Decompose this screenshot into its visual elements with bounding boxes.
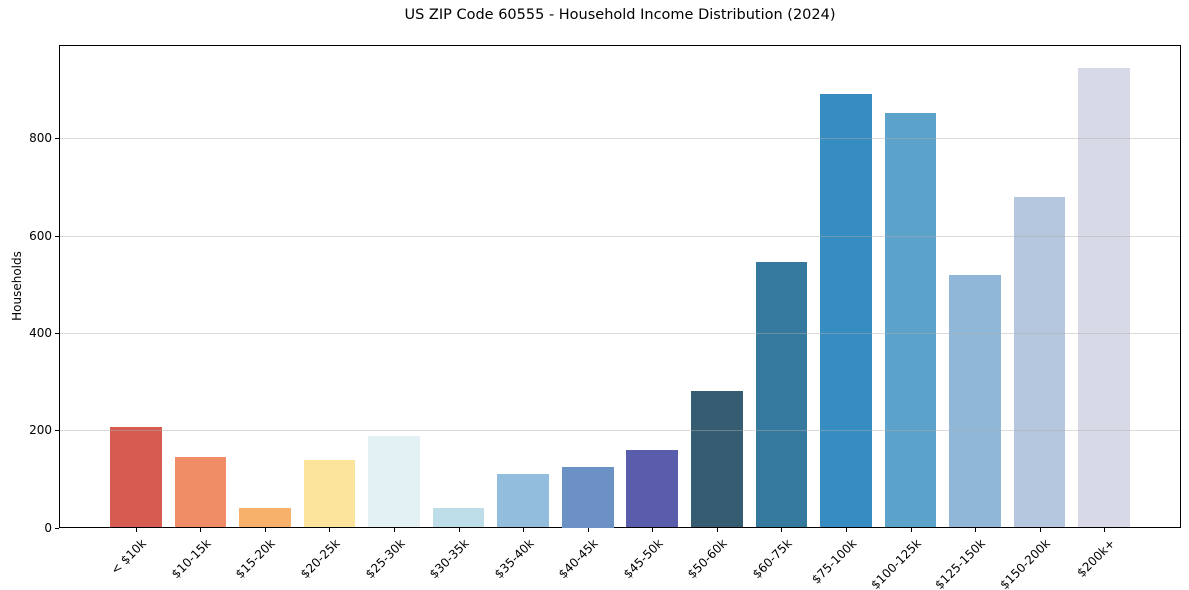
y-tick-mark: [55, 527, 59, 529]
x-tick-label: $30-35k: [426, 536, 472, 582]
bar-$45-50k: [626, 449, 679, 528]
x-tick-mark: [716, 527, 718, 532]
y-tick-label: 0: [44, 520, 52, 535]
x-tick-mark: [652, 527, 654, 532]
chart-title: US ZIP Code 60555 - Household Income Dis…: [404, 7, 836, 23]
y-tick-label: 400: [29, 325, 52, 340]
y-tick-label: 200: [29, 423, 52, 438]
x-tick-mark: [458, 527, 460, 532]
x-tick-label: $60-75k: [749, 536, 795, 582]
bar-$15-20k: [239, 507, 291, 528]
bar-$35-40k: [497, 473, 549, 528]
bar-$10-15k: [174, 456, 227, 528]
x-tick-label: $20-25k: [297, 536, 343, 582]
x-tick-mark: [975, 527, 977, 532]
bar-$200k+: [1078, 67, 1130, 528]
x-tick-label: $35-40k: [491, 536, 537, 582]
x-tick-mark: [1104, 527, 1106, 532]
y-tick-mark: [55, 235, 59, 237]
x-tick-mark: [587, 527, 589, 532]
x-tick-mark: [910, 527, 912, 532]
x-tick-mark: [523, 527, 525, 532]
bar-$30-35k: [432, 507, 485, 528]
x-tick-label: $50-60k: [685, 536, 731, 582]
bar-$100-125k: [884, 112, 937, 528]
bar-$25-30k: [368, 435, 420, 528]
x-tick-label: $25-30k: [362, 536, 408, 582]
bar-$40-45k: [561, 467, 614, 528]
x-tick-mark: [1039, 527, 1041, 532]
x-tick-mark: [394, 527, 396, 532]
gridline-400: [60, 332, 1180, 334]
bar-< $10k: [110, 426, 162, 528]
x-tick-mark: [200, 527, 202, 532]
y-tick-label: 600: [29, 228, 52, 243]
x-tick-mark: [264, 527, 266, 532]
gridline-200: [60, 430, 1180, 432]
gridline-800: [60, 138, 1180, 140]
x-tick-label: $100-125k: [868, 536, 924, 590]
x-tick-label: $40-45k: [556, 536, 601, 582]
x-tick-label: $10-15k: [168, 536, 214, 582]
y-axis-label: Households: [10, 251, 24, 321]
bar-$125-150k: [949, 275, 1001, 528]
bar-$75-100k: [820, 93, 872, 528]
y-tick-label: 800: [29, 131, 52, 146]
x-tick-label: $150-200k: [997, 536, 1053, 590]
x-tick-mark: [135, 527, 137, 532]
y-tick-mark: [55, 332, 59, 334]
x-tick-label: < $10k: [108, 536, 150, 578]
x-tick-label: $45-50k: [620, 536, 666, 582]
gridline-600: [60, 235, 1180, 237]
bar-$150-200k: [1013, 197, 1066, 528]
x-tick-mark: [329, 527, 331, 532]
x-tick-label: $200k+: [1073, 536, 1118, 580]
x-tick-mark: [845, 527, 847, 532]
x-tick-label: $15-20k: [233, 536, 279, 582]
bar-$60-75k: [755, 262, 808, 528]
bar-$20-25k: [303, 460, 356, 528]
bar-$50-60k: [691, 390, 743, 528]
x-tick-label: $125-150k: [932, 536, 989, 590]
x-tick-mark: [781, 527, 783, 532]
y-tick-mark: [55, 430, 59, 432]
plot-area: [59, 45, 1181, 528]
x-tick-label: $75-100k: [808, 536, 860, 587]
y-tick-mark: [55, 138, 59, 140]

---

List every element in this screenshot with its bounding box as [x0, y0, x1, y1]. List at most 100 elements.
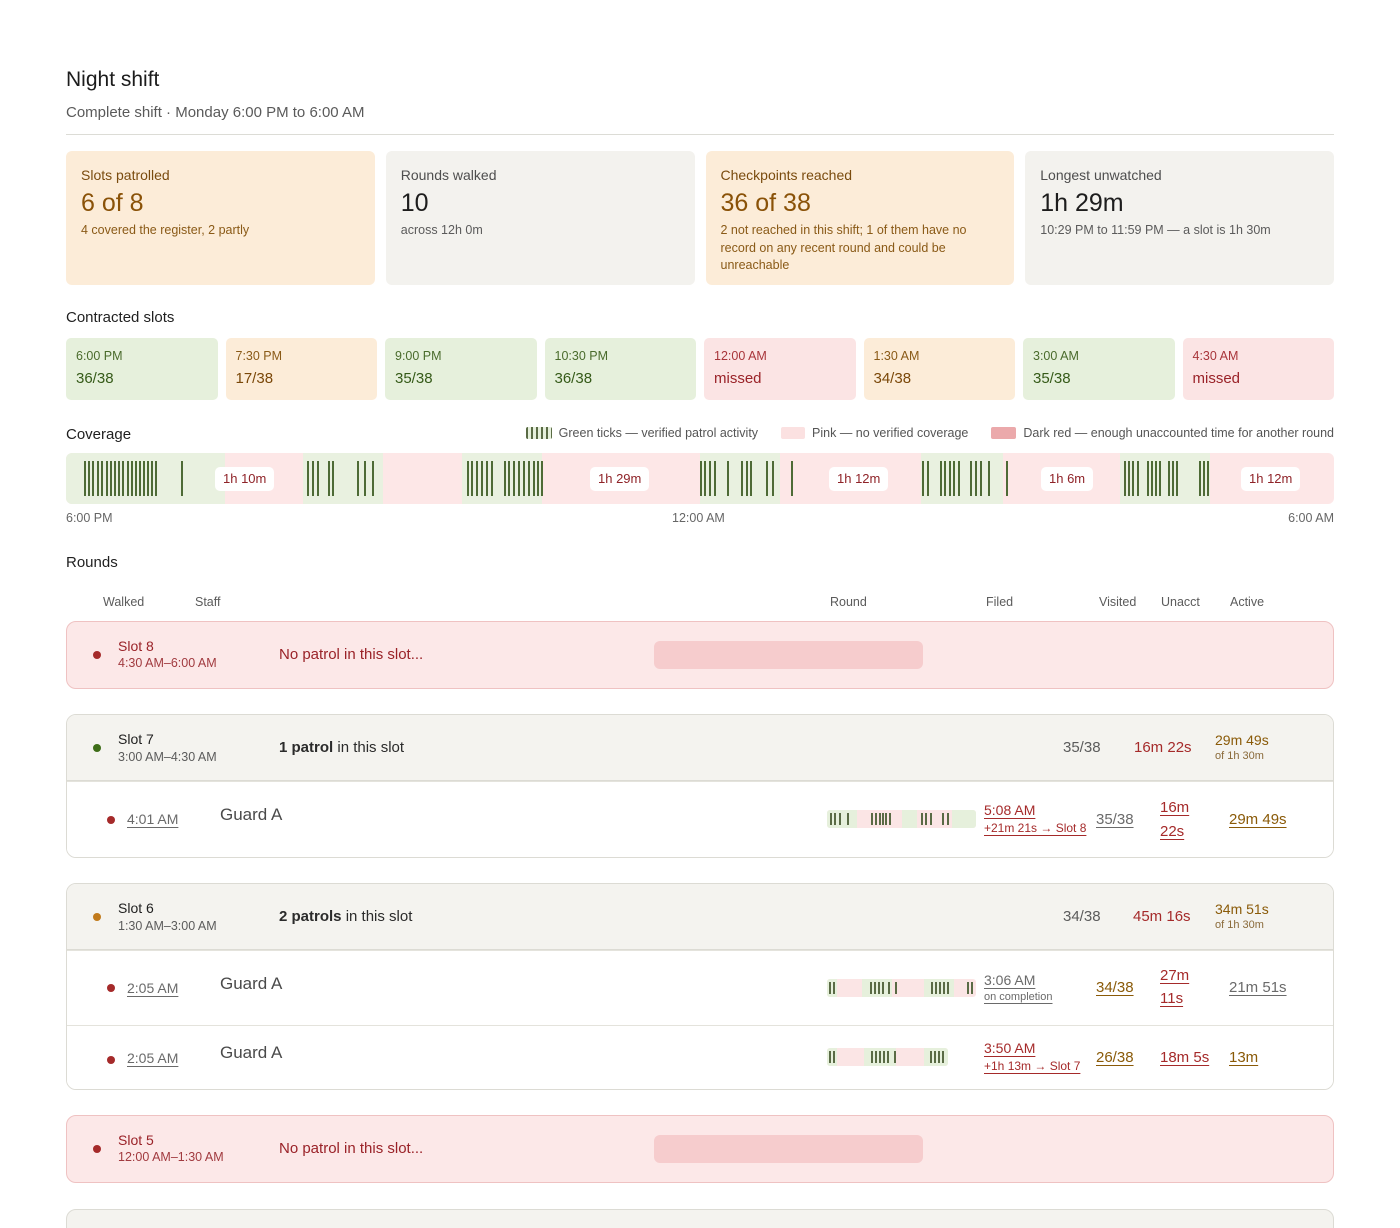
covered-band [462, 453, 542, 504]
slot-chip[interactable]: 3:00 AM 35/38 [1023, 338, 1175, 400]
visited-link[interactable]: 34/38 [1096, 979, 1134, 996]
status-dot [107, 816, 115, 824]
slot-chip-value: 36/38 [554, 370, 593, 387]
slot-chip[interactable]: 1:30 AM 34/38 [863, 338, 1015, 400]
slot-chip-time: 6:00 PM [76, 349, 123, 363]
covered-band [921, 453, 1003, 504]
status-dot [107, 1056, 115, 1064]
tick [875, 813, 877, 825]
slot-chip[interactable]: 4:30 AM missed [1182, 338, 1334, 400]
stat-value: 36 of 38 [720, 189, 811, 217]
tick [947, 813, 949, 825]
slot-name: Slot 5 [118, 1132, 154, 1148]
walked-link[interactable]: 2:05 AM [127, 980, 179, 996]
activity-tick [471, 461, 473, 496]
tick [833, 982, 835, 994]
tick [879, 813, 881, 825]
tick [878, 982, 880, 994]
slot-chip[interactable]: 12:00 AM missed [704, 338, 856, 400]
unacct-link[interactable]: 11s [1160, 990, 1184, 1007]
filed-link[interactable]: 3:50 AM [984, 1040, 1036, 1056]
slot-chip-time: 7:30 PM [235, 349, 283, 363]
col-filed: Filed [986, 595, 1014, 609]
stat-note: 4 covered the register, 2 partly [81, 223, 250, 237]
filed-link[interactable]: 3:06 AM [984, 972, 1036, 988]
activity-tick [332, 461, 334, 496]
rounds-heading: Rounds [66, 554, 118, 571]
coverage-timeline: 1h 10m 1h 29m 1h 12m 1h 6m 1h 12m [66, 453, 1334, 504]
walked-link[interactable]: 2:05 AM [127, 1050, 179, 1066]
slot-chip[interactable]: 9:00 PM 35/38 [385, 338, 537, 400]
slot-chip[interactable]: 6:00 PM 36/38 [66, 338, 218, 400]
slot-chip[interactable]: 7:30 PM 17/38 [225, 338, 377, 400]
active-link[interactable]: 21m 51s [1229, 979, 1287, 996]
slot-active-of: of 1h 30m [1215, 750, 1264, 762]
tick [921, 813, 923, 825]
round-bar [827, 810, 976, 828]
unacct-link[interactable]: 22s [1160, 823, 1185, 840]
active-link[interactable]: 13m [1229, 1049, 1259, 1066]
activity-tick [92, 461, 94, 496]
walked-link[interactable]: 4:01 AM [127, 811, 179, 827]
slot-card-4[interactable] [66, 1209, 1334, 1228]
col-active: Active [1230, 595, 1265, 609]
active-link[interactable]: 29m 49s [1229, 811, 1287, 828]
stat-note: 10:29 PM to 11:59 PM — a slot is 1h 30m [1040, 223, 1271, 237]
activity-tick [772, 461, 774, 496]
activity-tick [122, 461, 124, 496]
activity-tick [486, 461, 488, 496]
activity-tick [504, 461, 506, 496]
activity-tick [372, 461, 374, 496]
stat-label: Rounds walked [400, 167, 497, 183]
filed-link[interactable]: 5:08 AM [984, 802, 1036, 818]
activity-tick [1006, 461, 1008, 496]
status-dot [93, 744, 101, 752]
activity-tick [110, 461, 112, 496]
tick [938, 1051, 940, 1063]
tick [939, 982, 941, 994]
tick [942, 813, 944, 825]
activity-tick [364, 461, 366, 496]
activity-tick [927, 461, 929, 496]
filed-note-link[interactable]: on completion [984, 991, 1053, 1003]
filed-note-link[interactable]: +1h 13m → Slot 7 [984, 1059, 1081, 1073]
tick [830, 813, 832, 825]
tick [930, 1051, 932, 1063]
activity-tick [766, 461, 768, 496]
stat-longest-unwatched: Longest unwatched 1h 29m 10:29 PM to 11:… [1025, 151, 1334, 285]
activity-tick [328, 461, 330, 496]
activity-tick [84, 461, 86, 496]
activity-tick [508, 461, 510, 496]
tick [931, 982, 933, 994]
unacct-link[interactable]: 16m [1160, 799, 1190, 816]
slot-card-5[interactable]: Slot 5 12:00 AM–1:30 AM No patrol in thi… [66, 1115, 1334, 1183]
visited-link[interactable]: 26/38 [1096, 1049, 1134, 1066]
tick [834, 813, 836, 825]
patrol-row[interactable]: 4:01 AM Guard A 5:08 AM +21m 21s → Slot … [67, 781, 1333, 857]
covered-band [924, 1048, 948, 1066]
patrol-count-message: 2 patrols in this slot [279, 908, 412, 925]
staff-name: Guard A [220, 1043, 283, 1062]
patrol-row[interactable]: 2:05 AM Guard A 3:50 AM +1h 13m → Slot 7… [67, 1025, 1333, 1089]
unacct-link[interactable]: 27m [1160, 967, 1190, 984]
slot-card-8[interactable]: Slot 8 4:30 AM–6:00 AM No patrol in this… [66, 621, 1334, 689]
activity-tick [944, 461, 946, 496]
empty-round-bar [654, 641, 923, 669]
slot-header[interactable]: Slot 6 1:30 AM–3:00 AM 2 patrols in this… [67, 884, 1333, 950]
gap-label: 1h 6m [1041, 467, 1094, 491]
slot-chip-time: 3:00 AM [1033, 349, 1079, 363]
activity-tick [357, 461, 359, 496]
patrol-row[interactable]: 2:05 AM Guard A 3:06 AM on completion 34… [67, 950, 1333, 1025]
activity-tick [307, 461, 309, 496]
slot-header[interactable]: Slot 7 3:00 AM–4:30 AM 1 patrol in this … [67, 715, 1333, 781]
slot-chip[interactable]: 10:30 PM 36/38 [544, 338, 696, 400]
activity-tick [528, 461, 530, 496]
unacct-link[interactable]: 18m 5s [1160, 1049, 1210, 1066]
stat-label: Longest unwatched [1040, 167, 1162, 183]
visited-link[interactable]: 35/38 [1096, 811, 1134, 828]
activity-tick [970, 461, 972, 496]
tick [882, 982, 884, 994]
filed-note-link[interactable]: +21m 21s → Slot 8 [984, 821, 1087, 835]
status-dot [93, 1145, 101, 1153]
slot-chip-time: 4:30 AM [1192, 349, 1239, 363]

→ WHAT IS BEING ASKED:
Print the lines of the material starting at the line that contains "covered-band [462, 453, 542, 504]" and ending at the line that contains "slot-chip-time: 6:00 PM [76, 349, 123, 363]", copying each one word for word.

→ EXERCISE RESULT:
covered-band [462, 453, 542, 504]
slot-chip[interactable]: 3:00 AM 35/38 [1023, 338, 1175, 400]
visited-link[interactable]: 34/38 [1096, 979, 1134, 996]
status-dot [107, 816, 115, 824]
slot-chip-value: 36/38 [554, 370, 593, 387]
slot-chip[interactable]: 1:30 AM 34/38 [863, 338, 1015, 400]
slot-chip-time: 6:00 PM [76, 349, 123, 363]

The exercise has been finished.